— Begin Recorded information —

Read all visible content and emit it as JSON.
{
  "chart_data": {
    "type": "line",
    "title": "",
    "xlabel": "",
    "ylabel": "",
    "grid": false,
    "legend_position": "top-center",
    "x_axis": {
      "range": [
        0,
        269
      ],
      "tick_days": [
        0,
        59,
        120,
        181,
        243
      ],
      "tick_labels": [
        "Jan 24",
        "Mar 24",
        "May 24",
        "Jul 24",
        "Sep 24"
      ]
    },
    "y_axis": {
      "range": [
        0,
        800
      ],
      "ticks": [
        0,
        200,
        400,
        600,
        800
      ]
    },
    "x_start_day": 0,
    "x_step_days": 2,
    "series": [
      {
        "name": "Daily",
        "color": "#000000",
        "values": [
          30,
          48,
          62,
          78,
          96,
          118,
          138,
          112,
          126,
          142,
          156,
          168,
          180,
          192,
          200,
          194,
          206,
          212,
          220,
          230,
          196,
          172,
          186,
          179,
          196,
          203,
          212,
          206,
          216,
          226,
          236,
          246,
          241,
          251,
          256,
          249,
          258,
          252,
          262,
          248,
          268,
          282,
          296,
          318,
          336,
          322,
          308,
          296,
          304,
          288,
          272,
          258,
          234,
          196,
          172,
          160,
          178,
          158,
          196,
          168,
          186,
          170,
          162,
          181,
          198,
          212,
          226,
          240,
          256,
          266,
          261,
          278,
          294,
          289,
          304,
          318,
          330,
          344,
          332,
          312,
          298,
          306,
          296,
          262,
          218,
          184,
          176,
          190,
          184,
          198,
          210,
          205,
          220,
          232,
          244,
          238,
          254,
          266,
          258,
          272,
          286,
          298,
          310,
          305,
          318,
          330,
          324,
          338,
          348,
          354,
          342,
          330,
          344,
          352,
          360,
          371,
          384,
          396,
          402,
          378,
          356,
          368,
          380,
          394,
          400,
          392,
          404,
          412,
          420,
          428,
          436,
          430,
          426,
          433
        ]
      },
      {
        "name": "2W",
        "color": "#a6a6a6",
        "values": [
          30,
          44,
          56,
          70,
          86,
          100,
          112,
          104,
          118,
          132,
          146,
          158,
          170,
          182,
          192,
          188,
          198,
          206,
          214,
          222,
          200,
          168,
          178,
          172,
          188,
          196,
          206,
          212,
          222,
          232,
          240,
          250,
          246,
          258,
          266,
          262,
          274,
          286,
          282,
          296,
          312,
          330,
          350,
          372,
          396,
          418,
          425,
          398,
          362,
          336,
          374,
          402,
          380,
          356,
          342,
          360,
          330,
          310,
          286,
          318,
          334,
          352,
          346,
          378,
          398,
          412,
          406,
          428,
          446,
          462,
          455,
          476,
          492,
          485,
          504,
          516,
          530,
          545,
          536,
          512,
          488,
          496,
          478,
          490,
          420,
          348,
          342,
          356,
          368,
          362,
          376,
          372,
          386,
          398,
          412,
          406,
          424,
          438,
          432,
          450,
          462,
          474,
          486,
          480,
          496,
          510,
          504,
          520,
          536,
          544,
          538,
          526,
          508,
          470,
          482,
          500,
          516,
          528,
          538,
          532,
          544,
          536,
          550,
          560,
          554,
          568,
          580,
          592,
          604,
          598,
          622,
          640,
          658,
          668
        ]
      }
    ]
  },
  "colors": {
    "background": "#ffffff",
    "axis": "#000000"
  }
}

— End Recorded information —

**Given exercise:** Repeat the material above in full, keeping every word.

**Written response:**
Read all visible content and emit it as JSON.
{
  "chart_data": {
    "type": "line",
    "title": "",
    "xlabel": "",
    "ylabel": "",
    "grid": false,
    "legend_position": "top-center",
    "x_axis": {
      "range": [
        0,
        269
      ],
      "tick_days": [
        0,
        59,
        120,
        181,
        243
      ],
      "tick_labels": [
        "Jan 24",
        "Mar 24",
        "May 24",
        "Jul 24",
        "Sep 24"
      ]
    },
    "y_axis": {
      "range": [
        0,
        800
      ],
      "ticks": [
        0,
        200,
        400,
        600,
        800
      ]
    },
    "x_start_day": 0,
    "x_step_days": 2,
    "series": [
      {
        "name": "Daily",
        "color": "#000000",
        "values": [
          30,
          48,
          62,
          78,
          96,
          118,
          138,
          112,
          126,
          142,
          156,
          168,
          180,
          192,
          200,
          194,
          206,
          212,
          220,
          230,
          196,
          172,
          186,
          179,
          196,
          203,
          212,
          206,
          216,
          226,
          236,
          246,
          241,
          251,
          256,
          249,
          258,
          252,
          262,
          248,
          268,
          282,
          296,
          318,
          336,
          322,
          308,
          296,
          304,
          288,
          272,
          258,
          234,
          196,
          172,
          160,
          178,
          158,
          196,
          168,
          186,
          170,
          162,
          181,
          198,
          212,
          226,
          240,
          256,
          266,
          261,
          278,
          294,
          289,
          304,
          318,
          330,
          344,
          332,
          312,
          298,
          306,
          296,
          262,
          218,
          184,
          176,
          190,
          184,
          198,
          210,
          205,
          220,
          232,
          244,
          238,
          254,
          266,
          258,
          272,
          286,
          298,
          310,
          305,
          318,
          330,
          324,
          338,
          348,
          354,
          342,
          330,
          344,
          352,
          360,
          371,
          384,
          396,
          402,
          378,
          356,
          368,
          380,
          394,
          400,
          392,
          404,
          412,
          420,
          428,
          436,
          430,
          426,
          433
        ]
      },
      {
        "name": "2W",
        "color": "#a6a6a6",
        "values": [
          30,
          44,
          56,
          70,
          86,
          100,
          112,
          104,
          118,
          132,
          146,
          158,
          170,
          182,
          192,
          188,
          198,
          206,
          214,
          222,
          200,
          168,
          178,
          172,
          188,
          196,
          206,
          212,
          222,
          232,
          240,
          250,
          246,
          258,
          266,
          262,
          274,
          286,
          282,
          296,
          312,
          330,
          350,
          372,
          396,
          418,
          425,
          398,
          362,
          336,
          374,
          402,
          380,
          356,
          342,
          360,
          330,
          310,
          286,
          318,
          334,
          352,
          346,
          378,
          398,
          412,
          406,
          428,
          446,
          462,
          455,
          476,
          492,
          485,
          504,
          516,
          530,
          545,
          536,
          512,
          488,
          496,
          478,
          490,
          420,
          348,
          342,
          356,
          368,
          362,
          376,
          372,
          386,
          398,
          412,
          406,
          424,
          438,
          432,
          450,
          462,
          474,
          486,
          480,
          496,
          510,
          504,
          520,
          536,
          544,
          538,
          526,
          508,
          470,
          482,
          500,
          516,
          528,
          538,
          532,
          544,
          536,
          550,
          560,
          554,
          568,
          580,
          592,
          604,
          598,
          622,
          640,
          658,
          668
        ]
      }
    ]
  },
  "colors": {
    "background": "#ffffff",
    "axis": "#000000"
  }
}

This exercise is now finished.